■ Task prompt ■
Retype every line of the records, leaving out the pictures.

■ Information supplied ■

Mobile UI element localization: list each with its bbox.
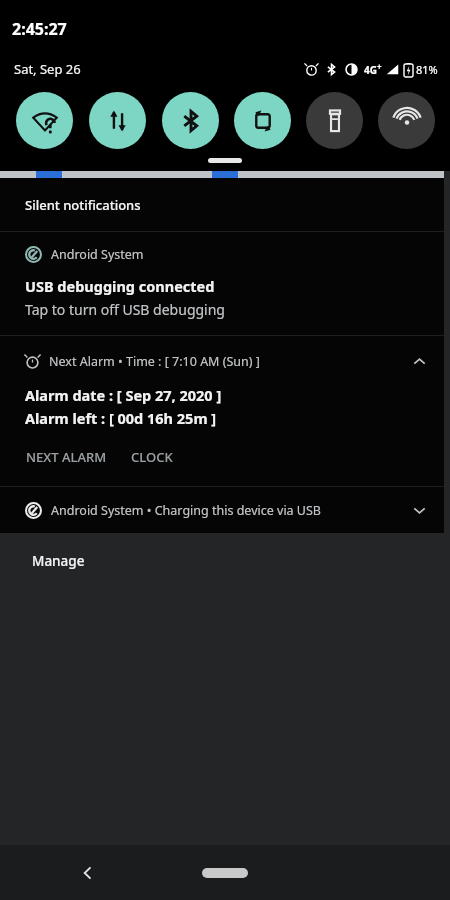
button[interactable]: Silent notifications: [0, 178, 444, 231]
staticText: Android System: [51, 246, 144, 263]
staticText: Silent notifications: [25, 196, 141, 214]
button[interactable]: Collapse: [408, 350, 430, 372]
button[interactable]: Auto rotate: [234, 92, 291, 149]
staticText: Android System • Charging this device vi…: [51, 502, 321, 519]
staticText: NEXT ALARM: [26, 448, 107, 466]
button[interactable]: Manage: [26, 548, 91, 574]
staticText: 4G: [364, 63, 377, 77]
button[interactable]: CLOCK: [125, 444, 179, 470]
button[interactable]: Wi-Fi: [16, 92, 73, 149]
button[interactable]: Android System • Charging this device vi…: [0, 487, 444, 533]
button[interactable]: Back: [70, 855, 106, 891]
staticText: Sat, Sep 26: [14, 60, 81, 78]
button[interactable]: Hotspot: [378, 92, 435, 149]
button[interactable]: Expand: [408, 499, 430, 521]
button[interactable]: Bluetooth: [162, 92, 219, 149]
button[interactable]: Flashlight: [306, 92, 363, 149]
staticText: 2:45:27: [12, 18, 67, 40]
staticText: 81%: [416, 62, 438, 77]
staticText: Alarm date : [ Sep 27, 2020 ]: [25, 385, 222, 405]
button[interactable]: Next Alarm • Time : [ 7:10 AM (Sun) ]: [0, 336, 444, 486]
staticText: Alarm left : [ 00d 16h 25m ]: [25, 408, 217, 428]
staticText: Tap to turn off USB debugging: [25, 300, 225, 319]
staticText: USB debugging connected: [25, 276, 215, 296]
staticText: Manage: [32, 552, 85, 570]
button[interactable]: Android System: [0, 232, 444, 335]
button[interactable]: Home: [197, 858, 253, 888]
staticText: +: [377, 61, 382, 72]
staticText: CLOCK: [131, 448, 173, 466]
button[interactable]: Mobile data: [89, 92, 146, 149]
button[interactable]: NEXT ALARM: [20, 444, 113, 470]
staticText: Next Alarm • Time : [ 7:10 AM (Sun) ]: [49, 353, 260, 370]
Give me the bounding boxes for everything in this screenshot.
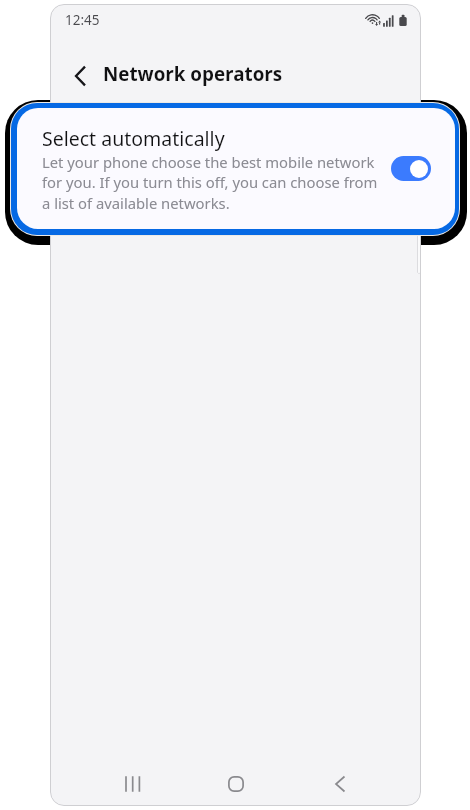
staticText: Select automatically bbox=[42, 125, 225, 152]
button[interactable]: Back bbox=[60, 55, 101, 96]
staticText: Network operators bbox=[103, 61, 283, 87]
staticText: Let your phone choose the best mobile ne… bbox=[42, 152, 382, 214]
button[interactable]: Recents bbox=[113, 764, 153, 804]
button[interactable]: Select automatically bbox=[17, 108, 455, 231]
button[interactable]: Back bbox=[320, 764, 360, 804]
staticText: 12:45 bbox=[65, 11, 100, 29]
button[interactable]: Home bbox=[216, 764, 256, 804]
button[interactable]: Select automatically bbox=[391, 156, 431, 181]
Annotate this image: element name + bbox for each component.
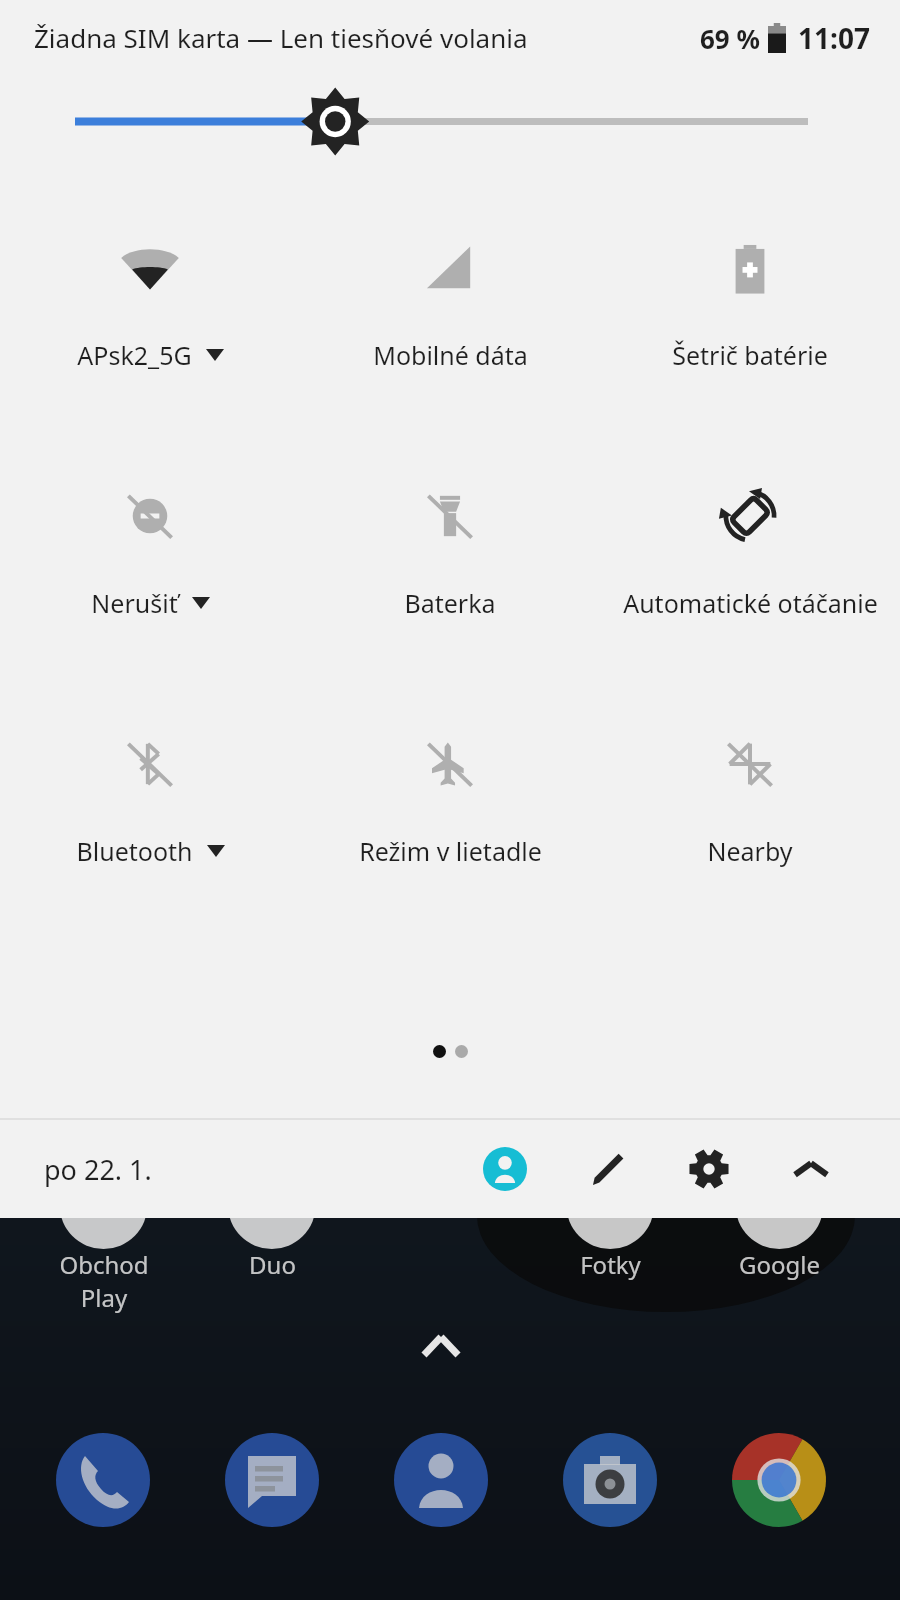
button[interactable]: APsk2_5G [0,228,300,376]
button[interactable]: Collapse [780,1138,842,1200]
staticText: Fotky [580,1248,641,1281]
staticText: Šetrič batérie [672,338,828,372]
button[interactable]: Contacts [389,1428,493,1532]
button[interactable] [0,0,900,1600]
button[interactable]: Bluetooth [0,724,300,872]
staticText: 11:07 [798,19,870,57]
staticText: Duo [249,1248,296,1281]
staticText: po 22. 1. [44,1151,152,1188]
button[interactable]: Settings [678,1138,740,1200]
staticText: Režim v lietadle [359,834,542,868]
button[interactable]: Edit [578,1138,640,1200]
staticText: Nerušiť [91,586,178,620]
button[interactable]: Brightness [0,75,900,150]
button[interactable]: Messages [220,1428,324,1532]
staticText: Bluetooth [76,834,193,868]
staticText: Automatické otáčanie [623,586,878,620]
button[interactable]: Baterka [300,476,600,624]
button[interactable]: Režim v lietadle [300,724,600,872]
staticText: Google [739,1248,820,1281]
button[interactable]: Mobilné dáta [300,228,600,376]
button[interactable]: Nerušiť [0,476,300,624]
button[interactable]: Automatické otáčanie [600,476,900,624]
staticText: APsk2_5G [77,338,192,372]
button[interactable]: Chrome [727,1428,831,1532]
button[interactable] [0,0,900,1600]
button[interactable]: User [474,1138,536,1200]
button[interactable]: Nearby [600,724,900,872]
staticText: Baterka [404,586,496,620]
staticText: Mobilné dáta [373,338,528,372]
staticText: Obchod Play [34,1248,174,1314]
button[interactable] [0,0,900,1600]
button[interactable]: Phone [51,1428,155,1532]
staticText: Žiadna SIM karta — Len tiesňové volania [34,20,528,55]
button[interactable]: Šetrič batérie [600,228,900,376]
button[interactable] [0,0,900,1600]
staticText: 69 % [700,21,760,56]
button[interactable]: Camera [558,1428,662,1532]
staticText: Nearby [707,834,793,868]
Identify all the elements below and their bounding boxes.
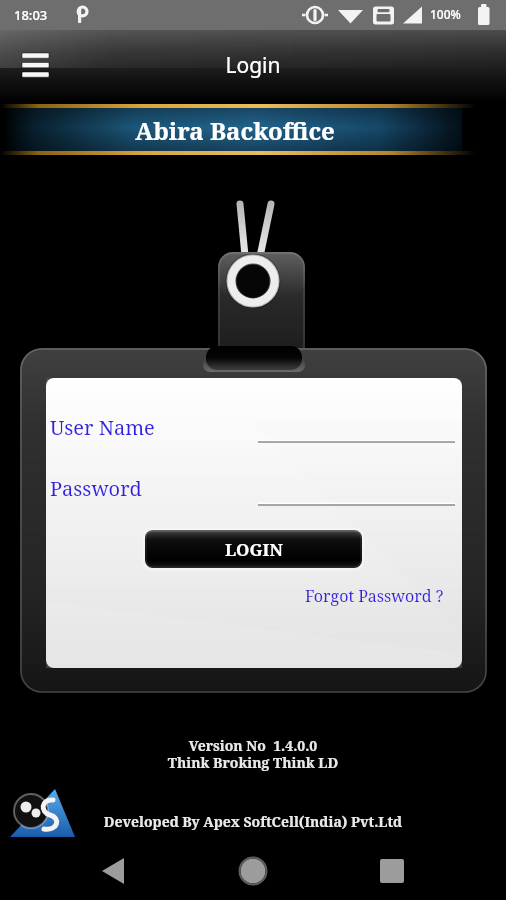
staticText: Password bbox=[50, 475, 142, 502]
staticText: Developed By Apex SoftCell(India) Pvt.Lt… bbox=[0, 812, 506, 832]
button[interactable]: Recent apps bbox=[362, 846, 422, 900]
button[interactable]: LOGIN bbox=[145, 530, 362, 568]
button[interactable]: Back bbox=[83, 846, 143, 900]
staticText: Version No 1.4.0.0 bbox=[0, 736, 506, 754]
button[interactable]: Open navigation menu bbox=[8, 44, 62, 82]
button[interactable]: Home bbox=[223, 846, 283, 900]
staticText: User Name bbox=[50, 414, 155, 441]
staticText: LOGIN bbox=[225, 538, 283, 561]
button[interactable]: Forgot Password ? bbox=[288, 583, 460, 609]
staticText: Think Broking Think LD bbox=[0, 753, 506, 771]
button[interactable]: Password input bbox=[256, 475, 458, 507]
staticText: Forgot Password ? bbox=[305, 585, 444, 607]
staticText: Login bbox=[0, 51, 506, 81]
button[interactable]: User Name input bbox=[256, 412, 458, 444]
staticText: Abira Backoffice bbox=[0, 114, 470, 148]
staticText: 100% bbox=[430, 6, 461, 22]
staticText: 18:03 bbox=[14, 6, 48, 24]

■ Exercise answer ■
Mobile UI element localization: list each with its bbox.
button[interactable]: Silent notifications: [0, 178, 444, 231]
staticText: Android System: [51, 246, 144, 263]
staticText: Silent notifications: [25, 196, 141, 214]
button[interactable]: Collapse: [408, 350, 430, 372]
button[interactable]: Auto rotate: [234, 92, 291, 149]
staticText: Android System • Charging this device vi…: [51, 502, 321, 519]
staticText: NEXT ALARM: [26, 448, 107, 466]
button[interactable]: Manage: [26, 548, 91, 574]
staticText: 4G: [364, 63, 377, 77]
button[interactable]: CLOCK: [125, 444, 179, 470]
button[interactable]: Wi-Fi: [16, 92, 73, 149]
button[interactable]: Android System • Charging this device vi…: [0, 487, 444, 533]
button[interactable]: Back: [70, 855, 106, 891]
staticText: Sat, Sep 26: [14, 60, 81, 78]
button[interactable]: Hotspot: [378, 92, 435, 149]
button[interactable]: Expand: [408, 499, 430, 521]
button[interactable]: Bluetooth: [162, 92, 219, 149]
button[interactable]: Flashlight: [306, 92, 363, 149]
staticText: 2:45:27: [12, 18, 67, 40]
staticText: 81%: [416, 62, 438, 77]
staticText: Alarm date : [ Sep 27, 2020 ]: [25, 385, 222, 405]
button[interactable]: Next Alarm • Time : [ 7:10 AM (Sun) ]: [0, 336, 444, 486]
staticText: Alarm left : [ 00d 16h 25m ]: [25, 408, 217, 428]
staticText: Tap to turn off USB debugging: [25, 300, 225, 319]
staticText: USB debugging connected: [25, 276, 215, 296]
staticText: Manage: [32, 552, 85, 570]
button[interactable]: Android System: [0, 232, 444, 335]
button[interactable]: Home: [197, 858, 253, 888]
staticText: +: [377, 61, 382, 72]
staticText: CLOCK: [131, 448, 173, 466]
button[interactable]: Mobile data: [89, 92, 146, 149]
button[interactable]: NEXT ALARM: [20, 444, 113, 470]
staticText: Next Alarm • Time : [ 7:10 AM (Sun) ]: [49, 353, 260, 370]
Give me the bounding boxes for everything in this screenshot.
staticText: Select automatically bbox=[42, 125, 225, 152]
button[interactable]: Back bbox=[60, 55, 101, 96]
staticText: Network operators bbox=[103, 61, 283, 87]
staticText: Let your phone choose the best mobile ne… bbox=[42, 152, 382, 214]
button[interactable]: Recents bbox=[113, 764, 153, 804]
button[interactable]: Select automatically bbox=[17, 108, 455, 231]
button[interactable]: Back bbox=[320, 764, 360, 804]
staticText: 12:45 bbox=[65, 11, 100, 29]
button[interactable]: Home bbox=[216, 764, 256, 804]
button[interactable]: Select automatically bbox=[391, 156, 431, 181]
Annotate this image: element name + bbox for each component.
button[interactable]: APsk2_5G [0,228,300,376]
button[interactable]: Collapse [780,1138,842,1200]
staticText: Fotky [580,1248,641,1281]
staticText: Šetrič batérie [672,338,828,372]
button[interactable]: Contacts [389,1428,493,1532]
button[interactable] [0,0,900,1600]
button[interactable]: Bluetooth [0,724,300,872]
staticText: 11:07 [798,19,870,57]
staticText: Duo [249,1248,296,1281]
staticText: po 22. 1. [44,1151,152,1188]
button[interactable]: Settings [678,1138,740,1200]
staticText: Režim v lietadle [359,834,542,868]
button[interactable]: Edit [578,1138,640,1200]
staticText: Nerušiť [91,586,178,620]
button[interactable]: Brightness [0,75,900,150]
button[interactable]: Messages [220,1428,324,1532]
staticText: Bluetooth [76,834,193,868]
staticText: Automatické otáčanie [623,586,878,620]
button[interactable]: Baterka [300,476,600,624]
button[interactable]: Režim v lietadle [300,724,600,872]
staticText: Google [739,1248,820,1281]
button[interactable]: Mobilné dáta [300,228,600,376]
button[interactable]: Nerušiť [0,476,300,624]
button[interactable]: Automatické otáčanie [600,476,900,624]
staticText: APsk2_5G [77,338,192,372]
button[interactable]: Chrome [727,1428,831,1532]
button[interactable] [0,0,900,1600]
button[interactable]: User [474,1138,536,1200]
button[interactable]: Nearby [600,724,900,872]
staticText: Baterka [404,586,496,620]
staticText: Mobilné dáta [373,338,528,372]
staticText: Obchod Play [34,1248,174,1314]
button[interactable] [0,0,900,1600]
button[interactable]: Phone [51,1428,155,1532]
staticText: Žiadna SIM karta — Len tiesňové volania [34,20,528,55]
button[interactable]: Šetrič batérie [600,228,900,376]
button[interactable] [0,0,900,1600]
staticText: 69 % [700,21,760,56]
button[interactable]: Camera [558,1428,662,1532]
staticText: Nearby [707,834,793,868]
Identify all the elements below and their bounding boxes.
staticText: Password bbox=[50, 475, 142, 502]
staticText: Developed By Apex SoftCell(India) Pvt.Lt… bbox=[0, 812, 506, 832]
button[interactable]: Recent apps bbox=[362, 846, 422, 900]
button[interactable]: LOGIN bbox=[145, 530, 362, 568]
button[interactable]: Back bbox=[83, 846, 143, 900]
staticText: Version No 1.4.0.0 bbox=[0, 736, 506, 754]
button[interactable]: Open navigation menu bbox=[8, 44, 62, 82]
button[interactable]: Home bbox=[223, 846, 283, 900]
staticText: User Name bbox=[50, 414, 155, 441]
staticText: LOGIN bbox=[225, 538, 283, 561]
button[interactable]: Forgot Password ? bbox=[288, 583, 460, 609]
staticText: Think Broking Think LD bbox=[0, 753, 506, 771]
button[interactable]: Password input bbox=[256, 475, 458, 507]
staticText: Forgot Password ? bbox=[305, 585, 444, 607]
staticText: Login bbox=[0, 51, 506, 81]
button[interactable]: User Name input bbox=[256, 412, 458, 444]
staticText: Abira Backoffice bbox=[0, 114, 470, 148]
staticText: 100% bbox=[430, 6, 461, 22]
staticText: 18:03 bbox=[14, 6, 48, 24]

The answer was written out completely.